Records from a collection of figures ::
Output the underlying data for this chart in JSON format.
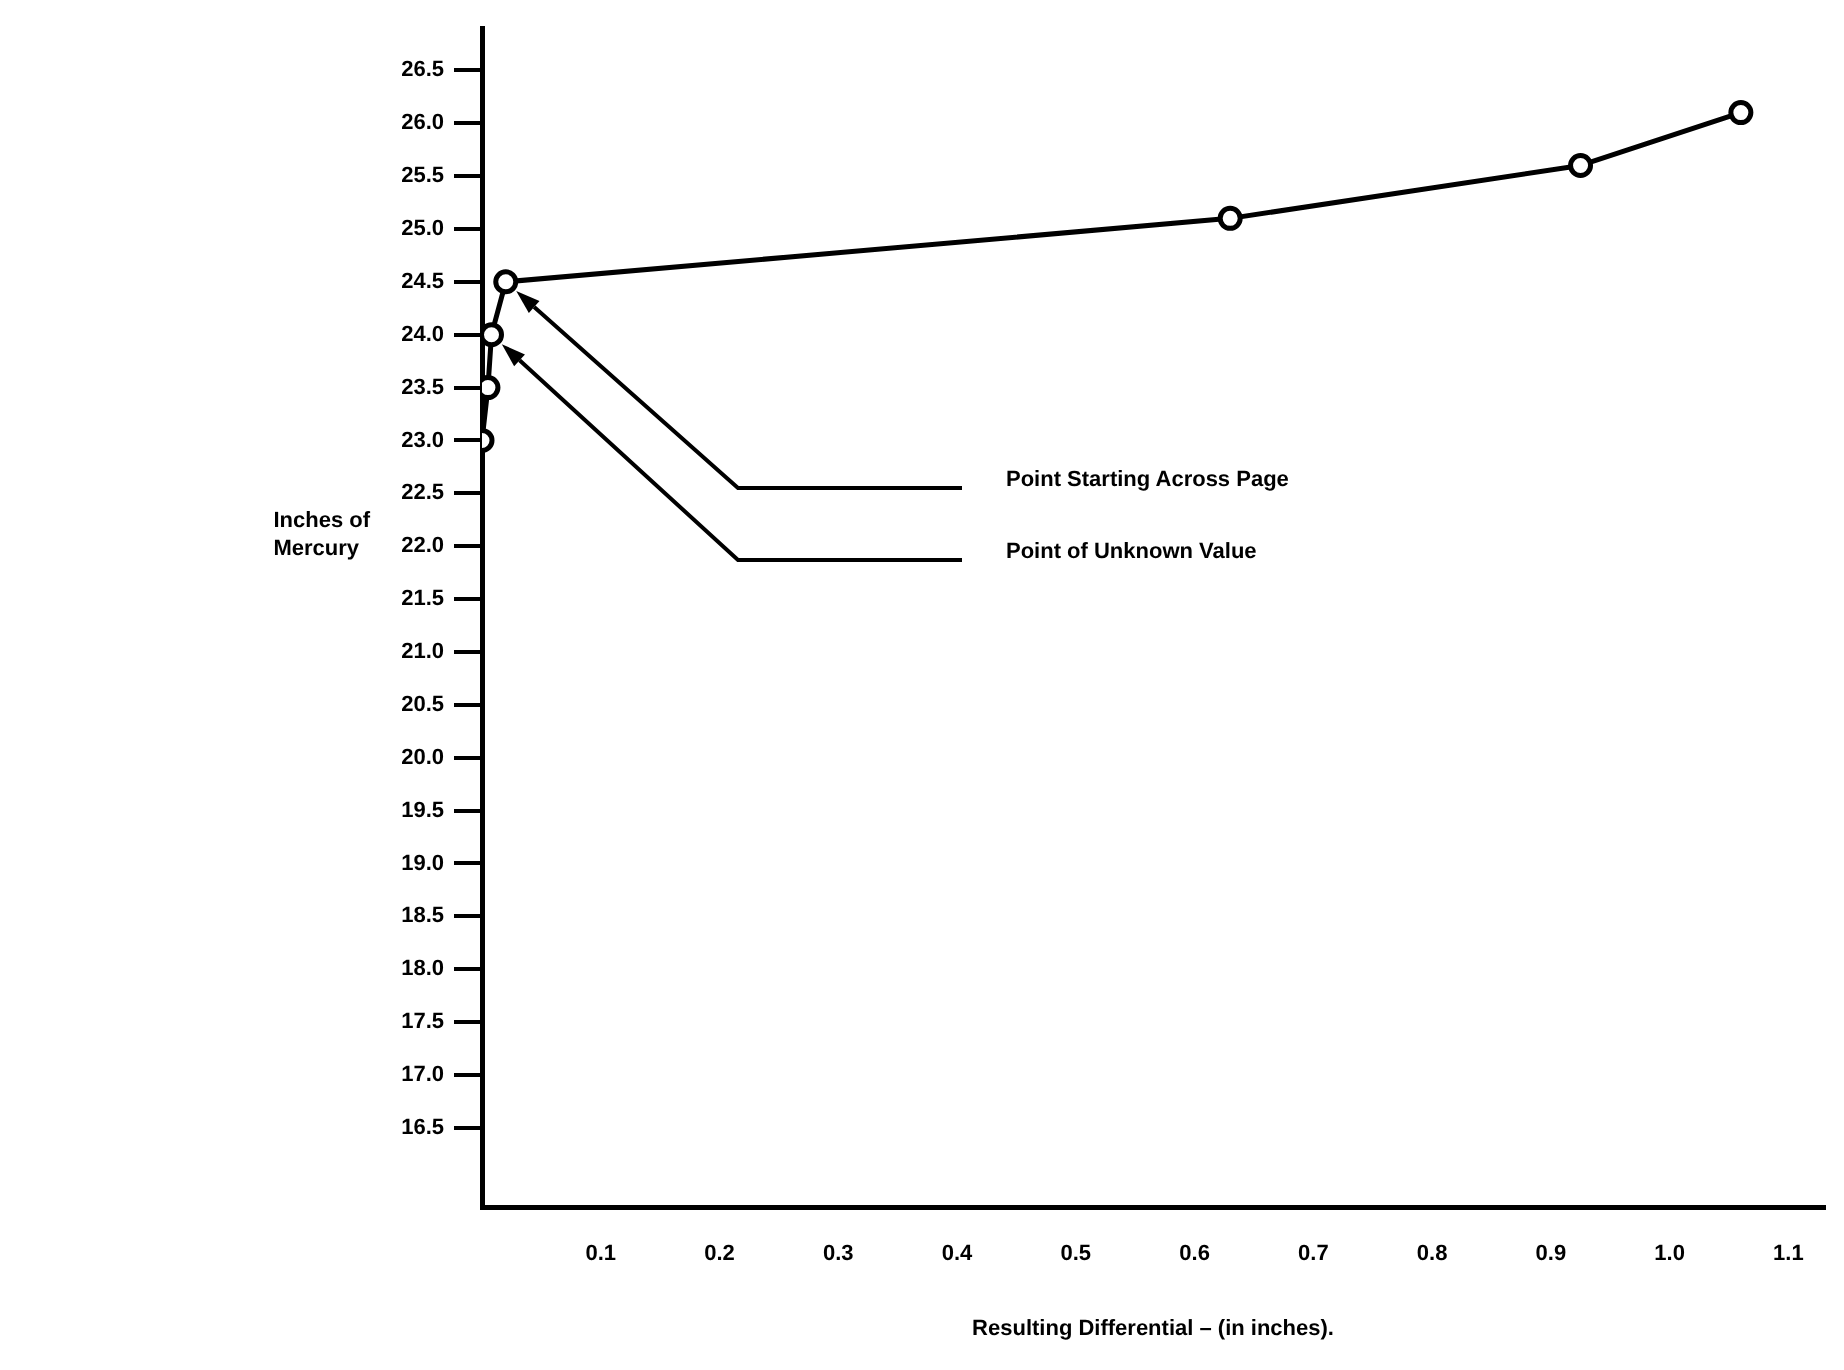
{
  "chart_data": {
    "type": "line",
    "xlabel": "Resulting Differential – (in inches).",
    "ylabel": "Inches of Mercury",
    "x": [
      0,
      0.005,
      0.008,
      0.02,
      0.63,
      0.925,
      1.06
    ],
    "values": [
      23.0,
      23.5,
      24.0,
      24.5,
      25.1,
      25.6,
      26.1
    ],
    "color": "#000000",
    "marker": "circle",
    "line_style": "solid",
    "grid": false,
    "legend": false,
    "xlim": [
      0,
      1.13
    ],
    "xticks": [
      0.1,
      0.2,
      0.3,
      0.4,
      0.5,
      0.6,
      0.7,
      0.8,
      0.9,
      {
        "value": 1,
        "label": "1.0"
      },
      1.1
    ],
    "ylim": [
      15.75,
      26.9
    ],
    "yticks": [
      16.5,
      {
        "value": 17,
        "label": "17.0"
      },
      17.5,
      {
        "value": 18,
        "label": "18.0"
      },
      18.5,
      {
        "value": 19,
        "label": "19.0"
      },
      19.5,
      {
        "value": 20,
        "label": "20.0"
      },
      20.5,
      {
        "value": 21,
        "label": "21.0"
      },
      21.5,
      {
        "value": 22,
        "label": "22.0"
      },
      22.5,
      {
        "value": 23,
        "label": "23.0"
      },
      23.5,
      {
        "value": 24,
        "label": "24.0"
      },
      24.5,
      {
        "value": 25,
        "label": "25.0"
      },
      25.5,
      {
        "value": 26,
        "label": "26.0"
      },
      26.5
    ],
    "annotations": [
      "Point Starting Across Page",
      "Point of Unknown Value"
    ]
  }
}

PROBLEM DETAILS ::
Give every record back exactly as it reads, with no images.

SOLUTION FOR THIS TASK ::
Output the underlying data for this chart in JSON format.
{
  "chart_data": {
    "type": "line",
    "xlabel": "Resulting Differential – (in inches).",
    "ylabel": "Inches of Mercury",
    "x": [
      0,
      0.005,
      0.008,
      0.02,
      0.63,
      0.925,
      1.06
    ],
    "values": [
      23.0,
      23.5,
      24.0,
      24.5,
      25.1,
      25.6,
      26.1
    ],
    "color": "#000000",
    "marker": "circle",
    "line_style": "solid",
    "grid": false,
    "legend": false,
    "xlim": [
      0,
      1.13
    ],
    "xticks": [
      0.1,
      0.2,
      0.3,
      0.4,
      0.5,
      0.6,
      0.7,
      0.8,
      0.9,
      {
        "value": 1,
        "label": "1.0"
      },
      1.1
    ],
    "ylim": [
      15.75,
      26.9
    ],
    "yticks": [
      16.5,
      {
        "value": 17,
        "label": "17.0"
      },
      17.5,
      {
        "value": 18,
        "label": "18.0"
      },
      18.5,
      {
        "value": 19,
        "label": "19.0"
      },
      19.5,
      {
        "value": 20,
        "label": "20.0"
      },
      20.5,
      {
        "value": 21,
        "label": "21.0"
      },
      21.5,
      {
        "value": 22,
        "label": "22.0"
      },
      22.5,
      {
        "value": 23,
        "label": "23.0"
      },
      23.5,
      {
        "value": 24,
        "label": "24.0"
      },
      24.5,
      {
        "value": 25,
        "label": "25.0"
      },
      25.5,
      {
        "value": 26,
        "label": "26.0"
      },
      26.5
    ],
    "annotations": [
      "Point Starting Across Page",
      "Point of Unknown Value"
    ]
  }
}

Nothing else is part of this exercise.